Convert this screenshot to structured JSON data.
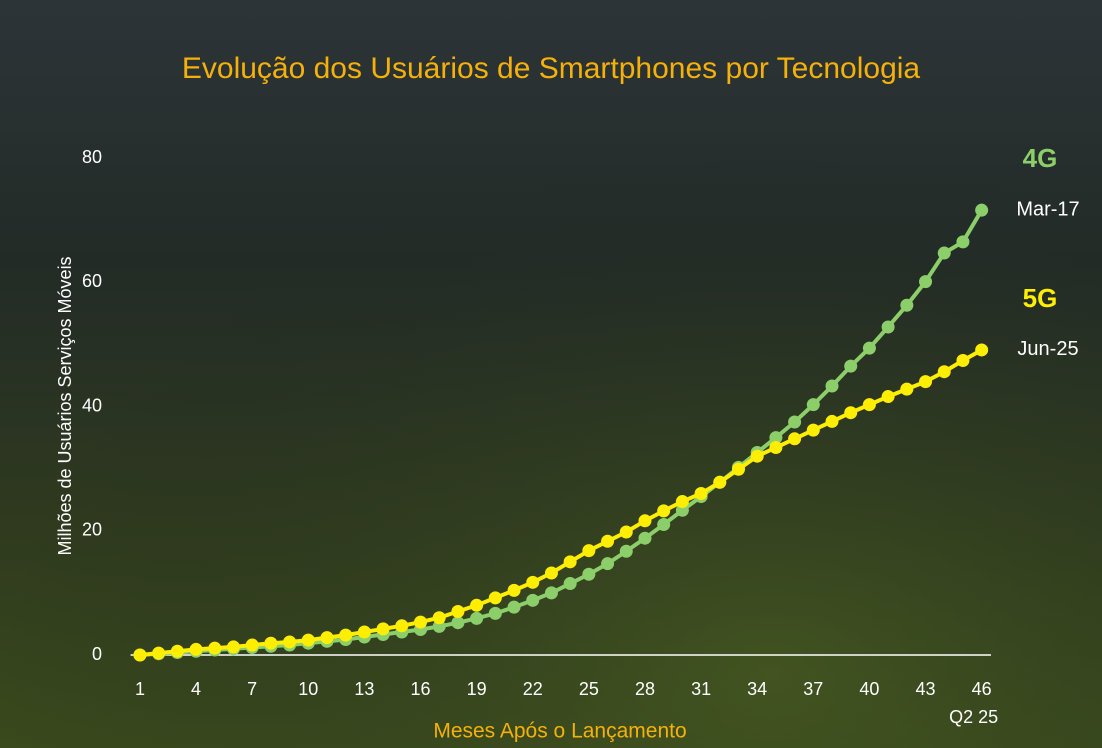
{
  "chart_data": {
    "type": "line",
    "title": "Evolução dos Usuários de Smartphones por Tecnologia",
    "x_label": "Meses Após o Lançamento",
    "y_label": "Milhões de Usuários Serviços Móveis",
    "x_note": "Q2 25",
    "x": [
      1,
      2,
      3,
      4,
      5,
      6,
      7,
      8,
      9,
      10,
      11,
      12,
      13,
      14,
      15,
      16,
      17,
      18,
      19,
      20,
      21,
      22,
      23,
      24,
      25,
      26,
      27,
      28,
      29,
      30,
      31,
      32,
      33,
      34,
      35,
      36,
      37,
      38,
      39,
      40,
      41,
      42,
      43,
      44,
      45,
      46
    ],
    "xlim": [
      0.5,
      46.5
    ],
    "xticks": [
      1,
      4,
      7,
      10,
      13,
      16,
      19,
      22,
      25,
      28,
      31,
      34,
      37,
      40,
      43,
      46
    ],
    "ylim": [
      0,
      80
    ],
    "yticks": [
      0,
      20,
      40,
      60,
      80
    ],
    "series": [
      {
        "name": "4G",
        "end_label": "Mar-17",
        "color": "#8ccf6a",
        "values": [
          0,
          0.2,
          0.4,
          0.6,
          0.8,
          1.0,
          1.2,
          1.4,
          1.6,
          1.9,
          2.2,
          2.5,
          2.9,
          3.3,
          3.7,
          4.1,
          4.6,
          5.2,
          5.9,
          6.7,
          7.7,
          8.8,
          10.0,
          11.5,
          13.0,
          14.7,
          16.7,
          18.8,
          21.0,
          23.3,
          25.5,
          27.8,
          30.2,
          32.6,
          35.0,
          37.5,
          40.3,
          43.3,
          46.5,
          49.4,
          52.8,
          56.3,
          60.1,
          64.7,
          66.5,
          71.6
        ]
      },
      {
        "name": "5G",
        "end_label": "Jun-25",
        "color": "#ffee00",
        "values": [
          0,
          0.3,
          0.6,
          0.9,
          1.1,
          1.3,
          1.6,
          1.9,
          2.1,
          2.4,
          2.8,
          3.2,
          3.7,
          4.2,
          4.7,
          5.3,
          6.0,
          7.0,
          8.0,
          9.2,
          10.4,
          11.7,
          13.2,
          15.0,
          16.8,
          18.3,
          19.8,
          21.6,
          23.2,
          24.7,
          26.0,
          27.8,
          29.9,
          32.0,
          33.4,
          34.8,
          36.2,
          37.6,
          39.0,
          40.3,
          41.6,
          42.8,
          44.0,
          45.6,
          47.4,
          49.1
        ]
      }
    ]
  }
}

+ + + + +

- _What you will do_
Print every record above exactly as written, leaving out the pictures.

- _Solution to the problem_
Convert this screenshot to structured JSON data.
{
  "chart_data": {
    "type": "line",
    "title": "Evolução dos Usuários de Smartphones por Tecnologia",
    "x_label": "Meses Após o Lançamento",
    "y_label": "Milhões de Usuários Serviços Móveis",
    "x_note": "Q2 25",
    "x": [
      1,
      2,
      3,
      4,
      5,
      6,
      7,
      8,
      9,
      10,
      11,
      12,
      13,
      14,
      15,
      16,
      17,
      18,
      19,
      20,
      21,
      22,
      23,
      24,
      25,
      26,
      27,
      28,
      29,
      30,
      31,
      32,
      33,
      34,
      35,
      36,
      37,
      38,
      39,
      40,
      41,
      42,
      43,
      44,
      45,
      46
    ],
    "xlim": [
      0.5,
      46.5
    ],
    "xticks": [
      1,
      4,
      7,
      10,
      13,
      16,
      19,
      22,
      25,
      28,
      31,
      34,
      37,
      40,
      43,
      46
    ],
    "ylim": [
      0,
      80
    ],
    "yticks": [
      0,
      20,
      40,
      60,
      80
    ],
    "series": [
      {
        "name": "4G",
        "end_label": "Mar-17",
        "color": "#8ccf6a",
        "values": [
          0,
          0.2,
          0.4,
          0.6,
          0.8,
          1.0,
          1.2,
          1.4,
          1.6,
          1.9,
          2.2,
          2.5,
          2.9,
          3.3,
          3.7,
          4.1,
          4.6,
          5.2,
          5.9,
          6.7,
          7.7,
          8.8,
          10.0,
          11.5,
          13.0,
          14.7,
          16.7,
          18.8,
          21.0,
          23.3,
          25.5,
          27.8,
          30.2,
          32.6,
          35.0,
          37.5,
          40.3,
          43.3,
          46.5,
          49.4,
          52.8,
          56.3,
          60.1,
          64.7,
          66.5,
          71.6
        ]
      },
      {
        "name": "5G",
        "end_label": "Jun-25",
        "color": "#ffee00",
        "values": [
          0,
          0.3,
          0.6,
          0.9,
          1.1,
          1.3,
          1.6,
          1.9,
          2.1,
          2.4,
          2.8,
          3.2,
          3.7,
          4.2,
          4.7,
          5.3,
          6.0,
          7.0,
          8.0,
          9.2,
          10.4,
          11.7,
          13.2,
          15.0,
          16.8,
          18.3,
          19.8,
          21.6,
          23.2,
          24.7,
          26.0,
          27.8,
          29.9,
          32.0,
          33.4,
          34.8,
          36.2,
          37.6,
          39.0,
          40.3,
          41.6,
          42.8,
          44.0,
          45.6,
          47.4,
          49.1
        ]
      }
    ]
  }
}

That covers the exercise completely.